- [DO THIS]:
Repeat what the lines below say, word for word, and skip every image.
______
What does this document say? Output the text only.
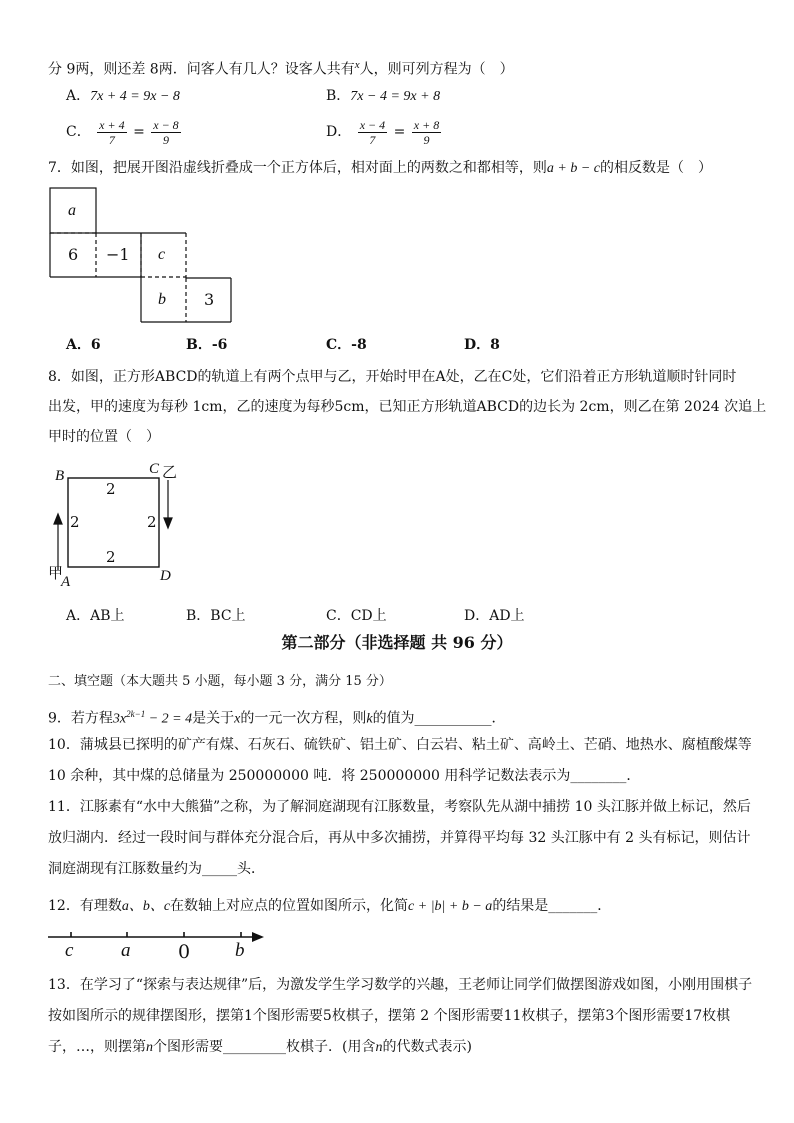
分 9两，则还差 8两．问客人有几人？设客人共有$^x$人，则可列方程为（　）
A．7x + 4 = 9x − 8	B．7x − 4 = 9x + 8
C． $\frac{x + 4}{7} = \frac{x - 8}{9}$	D． $\frac{x - 4}{7} = \frac{x + 8}{9}$
7．如图，把展开图沿虚线折叠成一个正方体后，相对面上的两数之和都相等，则a + b − c的相反数是（　）
a
6 −1 c
b 3
A．6	B．-6	C．-8	D．8
8．如图，正方形ABCD的轨道上有两个点甲与乙，开始时甲在A处，乙在C处，它们沿着正方形轨道顺时针同时
出发，甲的速度为每秒 1cm，乙的速度为每秒5cm，已知正方形轨道ABCD的边长为 2cm，则乙在第 2024 次追上
甲时的位置（　）
B	C 乙
甲
A	D
2
2	2
2
A．AB上	B．BC上	C．CD上	D．AD上
第二部分（非选择题 共 96 分）
二、填空题（本大题共 5 小题，每小题 3 分，满分 15 分）
9．若方程$3x^{2k-1} - 2 = 4$是关于x的一元一次方程，则k的值为___________．
10．蒲城县已探明的矿产有煤、石灰石、硫铁矿、铝土矿、白云岩、粘土矿、高岭土、芒硝、地热水、腐植酸煤等
10 余种，其中煤的总储量为 250000000 吨．将 250000000 用科学记数法表示为________．
11．江豚素有“水中大熊猫”之称，为了解洞庭湖现有江豚数量，考察队先从湖中捕捞 10 头江豚并做上标记，然后
放归湖内．经过一段时间与群体充分混合后，再从中多次捕捞，并算得平均每 32 头江豚中有 2 头有标记，则估计
洞庭湖现有江豚数量约为_____头．
12．有理数a、b、c在数轴上对应点的位置如图所示，化简c + |b| + b − a的结果是_______．
c	a	0 b
13．在学习了“探索与表达规律”后，为激发学生学习数学的兴趣，王老师让同学们做摆图游戏如图，小刚用围棋子
按如图所示的规律摆图形，摆第1个图形需要5枚棋子，摆第 2 个图形需要11枚棋子，摆第3个图形需要17枚棋
子，…，则摆第n个图形需要_________枚棋子．(用含n的代数式表示)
______
- [RESULT OF THE TASK]:
What does this document say? Output the text only.
分 9两，则还差 8两．问客人有几人？设客人共有$^x$人，则可列方程为（　）
A．7x + 4 = 9x − 8	B．7x − 4 = 9x + 8
C． $\frac{x + 4}{7} = \frac{x - 8}{9}$	D． $\frac{x - 4}{7} = \frac{x + 8}{9}$
7．如图，把展开图沿虚线折叠成一个正方体后，相对面上的两数之和都相等，则a + b − c的相反数是（　）
a
6 −1 c
b 3
A．6	B．-6	C．-8	D．8
8．如图，正方形ABCD的轨道上有两个点甲与乙，开始时甲在A处，乙在C处，它们沿着正方形轨道顺时针同时
出发，甲的速度为每秒 1cm，乙的速度为每秒5cm，已知正方形轨道ABCD的边长为 2cm，则乙在第 2024 次追上
甲时的位置（　）
B	C 乙
甲
A	D
2
2	2
2
A．AB上	B．BC上	C．CD上	D．AD上
第二部分（非选择题 共 96 分）
二、填空题（本大题共 5 小题，每小题 3 分，满分 15 分）
9．若方程$3x^{2k-1} - 2 = 4$是关于x的一元一次方程，则k的值为___________．
10．蒲城县已探明的矿产有煤、石灰石、硫铁矿、铝土矿、白云岩、粘土矿、高岭土、芒硝、地热水、腐植酸煤等
10 余种，其中煤的总储量为 250000000 吨．将 250000000 用科学记数法表示为________．
11．江豚素有“水中大熊猫”之称，为了解洞庭湖现有江豚数量，考察队先从湖中捕捞 10 头江豚并做上标记，然后
放归湖内．经过一段时间与群体充分混合后，再从中多次捕捞，并算得平均每 32 头江豚中有 2 头有标记，则估计
洞庭湖现有江豚数量约为_____头．
12．有理数a、b、c在数轴上对应点的位置如图所示，化简c + |b| + b − a的结果是_______．
c	a	0 b
13．在学习了“探索与表达规律”后，为激发学生学习数学的兴趣，王老师让同学们做摆图游戏如图，小刚用围棋子
按如图所示的规律摆图形，摆第1个图形需要5枚棋子，摆第 2 个图形需要11枚棋子，摆第3个图形需要17枚棋
子，…，则摆第n个图形需要_________枚棋子．(用含n的代数式表示)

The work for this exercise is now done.